#### REQUIREMENT:
Report how many lines contain "color", with no other words.

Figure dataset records
* BEGIN *
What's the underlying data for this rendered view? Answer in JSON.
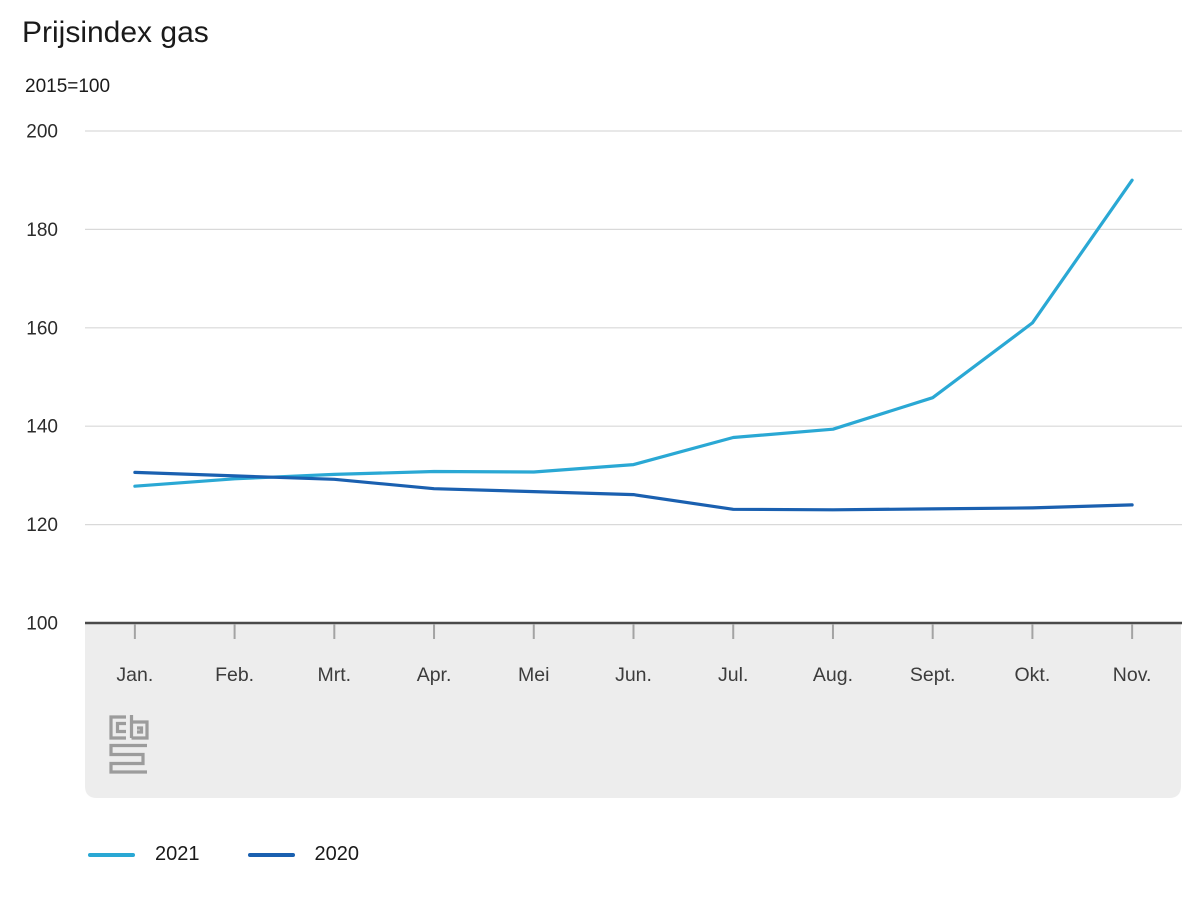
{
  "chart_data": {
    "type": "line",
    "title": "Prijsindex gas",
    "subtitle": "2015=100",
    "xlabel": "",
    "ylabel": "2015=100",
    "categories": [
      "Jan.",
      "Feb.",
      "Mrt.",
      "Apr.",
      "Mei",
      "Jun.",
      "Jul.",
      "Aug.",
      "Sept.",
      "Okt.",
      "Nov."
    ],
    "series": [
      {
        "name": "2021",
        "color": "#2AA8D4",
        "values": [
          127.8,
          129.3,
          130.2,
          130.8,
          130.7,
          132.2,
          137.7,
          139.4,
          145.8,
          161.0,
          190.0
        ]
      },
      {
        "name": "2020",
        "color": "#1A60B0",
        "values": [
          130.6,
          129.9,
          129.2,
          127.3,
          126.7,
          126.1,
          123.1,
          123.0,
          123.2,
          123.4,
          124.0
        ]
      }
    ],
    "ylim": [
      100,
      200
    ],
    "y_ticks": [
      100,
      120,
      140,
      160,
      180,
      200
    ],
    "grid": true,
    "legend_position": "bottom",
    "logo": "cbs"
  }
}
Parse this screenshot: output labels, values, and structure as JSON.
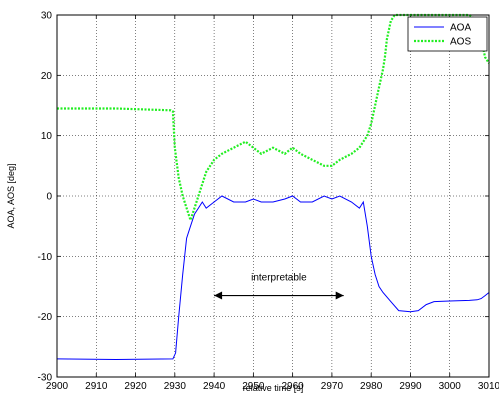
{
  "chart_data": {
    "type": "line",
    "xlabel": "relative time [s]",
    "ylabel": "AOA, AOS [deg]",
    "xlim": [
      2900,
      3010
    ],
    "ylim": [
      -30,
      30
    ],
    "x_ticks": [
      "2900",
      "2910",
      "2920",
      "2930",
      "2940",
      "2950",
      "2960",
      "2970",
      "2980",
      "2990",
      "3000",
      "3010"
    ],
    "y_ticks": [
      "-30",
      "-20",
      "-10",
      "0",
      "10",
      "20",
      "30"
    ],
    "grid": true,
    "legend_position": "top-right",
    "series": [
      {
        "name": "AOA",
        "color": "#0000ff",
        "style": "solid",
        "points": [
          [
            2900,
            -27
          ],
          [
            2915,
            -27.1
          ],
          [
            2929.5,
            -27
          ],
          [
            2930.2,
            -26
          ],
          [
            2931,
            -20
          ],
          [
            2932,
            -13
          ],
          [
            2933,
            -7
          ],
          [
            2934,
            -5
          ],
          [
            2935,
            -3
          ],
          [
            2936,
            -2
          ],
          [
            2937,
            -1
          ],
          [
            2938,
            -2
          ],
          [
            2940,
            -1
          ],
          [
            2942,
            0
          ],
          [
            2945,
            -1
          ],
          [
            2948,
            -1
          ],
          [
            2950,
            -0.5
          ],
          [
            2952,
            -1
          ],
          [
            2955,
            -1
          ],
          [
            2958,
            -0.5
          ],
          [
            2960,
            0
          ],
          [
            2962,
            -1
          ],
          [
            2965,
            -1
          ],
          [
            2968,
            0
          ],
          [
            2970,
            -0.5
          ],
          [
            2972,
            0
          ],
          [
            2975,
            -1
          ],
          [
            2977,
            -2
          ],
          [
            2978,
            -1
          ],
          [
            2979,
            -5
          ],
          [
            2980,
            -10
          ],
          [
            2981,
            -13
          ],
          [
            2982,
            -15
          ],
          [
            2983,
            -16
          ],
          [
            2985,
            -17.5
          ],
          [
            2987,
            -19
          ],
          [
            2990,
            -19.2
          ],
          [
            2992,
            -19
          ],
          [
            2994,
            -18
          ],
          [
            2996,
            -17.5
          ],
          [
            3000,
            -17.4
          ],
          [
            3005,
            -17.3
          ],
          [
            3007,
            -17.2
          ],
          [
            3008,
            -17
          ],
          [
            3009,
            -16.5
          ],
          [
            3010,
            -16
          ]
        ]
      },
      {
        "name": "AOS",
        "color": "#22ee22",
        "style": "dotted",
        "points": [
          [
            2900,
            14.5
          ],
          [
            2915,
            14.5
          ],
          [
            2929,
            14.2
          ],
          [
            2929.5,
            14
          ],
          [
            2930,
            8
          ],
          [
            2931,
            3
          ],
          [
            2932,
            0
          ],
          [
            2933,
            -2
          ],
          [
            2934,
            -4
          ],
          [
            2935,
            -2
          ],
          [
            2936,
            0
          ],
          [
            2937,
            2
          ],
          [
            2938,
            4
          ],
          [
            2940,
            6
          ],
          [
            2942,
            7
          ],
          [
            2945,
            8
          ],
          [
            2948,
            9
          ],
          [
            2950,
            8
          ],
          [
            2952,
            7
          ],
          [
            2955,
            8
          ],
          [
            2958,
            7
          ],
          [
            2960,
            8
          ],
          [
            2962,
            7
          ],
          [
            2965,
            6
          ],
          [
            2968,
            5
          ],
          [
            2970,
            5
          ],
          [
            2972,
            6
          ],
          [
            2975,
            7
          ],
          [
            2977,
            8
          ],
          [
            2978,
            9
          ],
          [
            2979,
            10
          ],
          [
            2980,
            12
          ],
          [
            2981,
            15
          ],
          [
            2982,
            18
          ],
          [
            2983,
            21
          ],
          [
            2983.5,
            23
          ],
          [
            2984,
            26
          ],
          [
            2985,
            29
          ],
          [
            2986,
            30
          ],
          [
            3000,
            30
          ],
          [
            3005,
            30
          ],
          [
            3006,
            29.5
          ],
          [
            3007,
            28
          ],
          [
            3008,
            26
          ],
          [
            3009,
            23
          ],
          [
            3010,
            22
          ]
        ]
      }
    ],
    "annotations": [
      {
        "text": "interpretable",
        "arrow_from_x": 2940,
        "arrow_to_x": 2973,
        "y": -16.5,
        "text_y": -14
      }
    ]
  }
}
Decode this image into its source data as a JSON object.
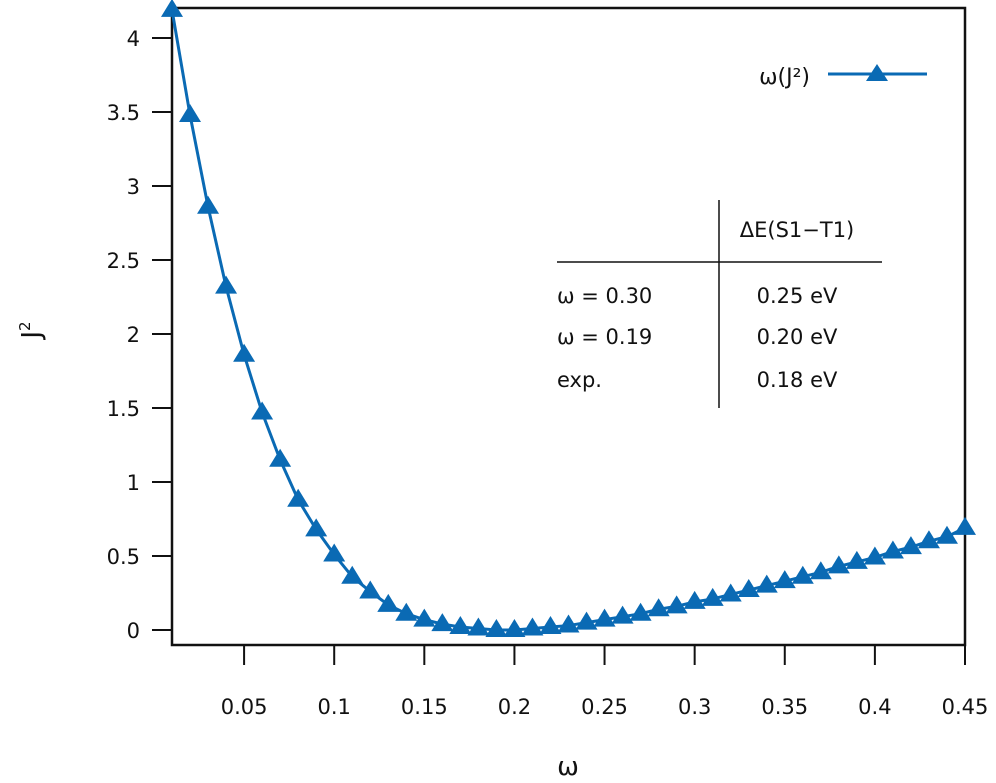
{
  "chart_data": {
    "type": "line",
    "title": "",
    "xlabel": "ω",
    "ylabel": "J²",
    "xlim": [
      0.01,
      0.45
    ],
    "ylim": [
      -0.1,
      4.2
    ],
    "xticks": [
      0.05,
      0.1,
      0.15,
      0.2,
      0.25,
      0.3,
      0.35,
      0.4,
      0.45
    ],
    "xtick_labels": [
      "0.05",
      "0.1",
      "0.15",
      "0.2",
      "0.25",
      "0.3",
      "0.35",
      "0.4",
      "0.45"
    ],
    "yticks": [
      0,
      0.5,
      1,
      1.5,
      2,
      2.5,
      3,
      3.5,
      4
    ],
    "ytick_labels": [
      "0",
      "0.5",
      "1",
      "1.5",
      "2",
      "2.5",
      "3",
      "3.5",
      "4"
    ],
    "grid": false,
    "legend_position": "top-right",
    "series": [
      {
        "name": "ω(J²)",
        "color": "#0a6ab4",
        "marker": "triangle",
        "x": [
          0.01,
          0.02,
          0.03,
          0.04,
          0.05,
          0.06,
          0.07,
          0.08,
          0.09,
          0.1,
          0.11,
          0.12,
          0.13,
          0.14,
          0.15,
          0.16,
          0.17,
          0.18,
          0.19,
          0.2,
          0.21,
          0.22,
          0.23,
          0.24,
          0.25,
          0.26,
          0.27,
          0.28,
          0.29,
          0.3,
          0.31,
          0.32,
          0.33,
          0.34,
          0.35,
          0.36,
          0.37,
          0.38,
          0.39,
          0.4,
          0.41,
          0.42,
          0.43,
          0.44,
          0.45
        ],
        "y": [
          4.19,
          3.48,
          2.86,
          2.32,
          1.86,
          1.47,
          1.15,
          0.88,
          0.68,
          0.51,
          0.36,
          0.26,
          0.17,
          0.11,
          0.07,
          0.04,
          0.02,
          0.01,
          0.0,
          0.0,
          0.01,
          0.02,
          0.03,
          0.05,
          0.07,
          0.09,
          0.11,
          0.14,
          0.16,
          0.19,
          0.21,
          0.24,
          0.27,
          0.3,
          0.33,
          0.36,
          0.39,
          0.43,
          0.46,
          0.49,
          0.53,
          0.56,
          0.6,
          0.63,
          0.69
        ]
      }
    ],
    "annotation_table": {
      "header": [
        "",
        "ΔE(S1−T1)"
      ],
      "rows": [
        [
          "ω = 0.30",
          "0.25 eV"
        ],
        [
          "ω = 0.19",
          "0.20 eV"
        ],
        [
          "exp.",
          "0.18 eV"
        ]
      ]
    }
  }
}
* END *
#### RESPONSE:
5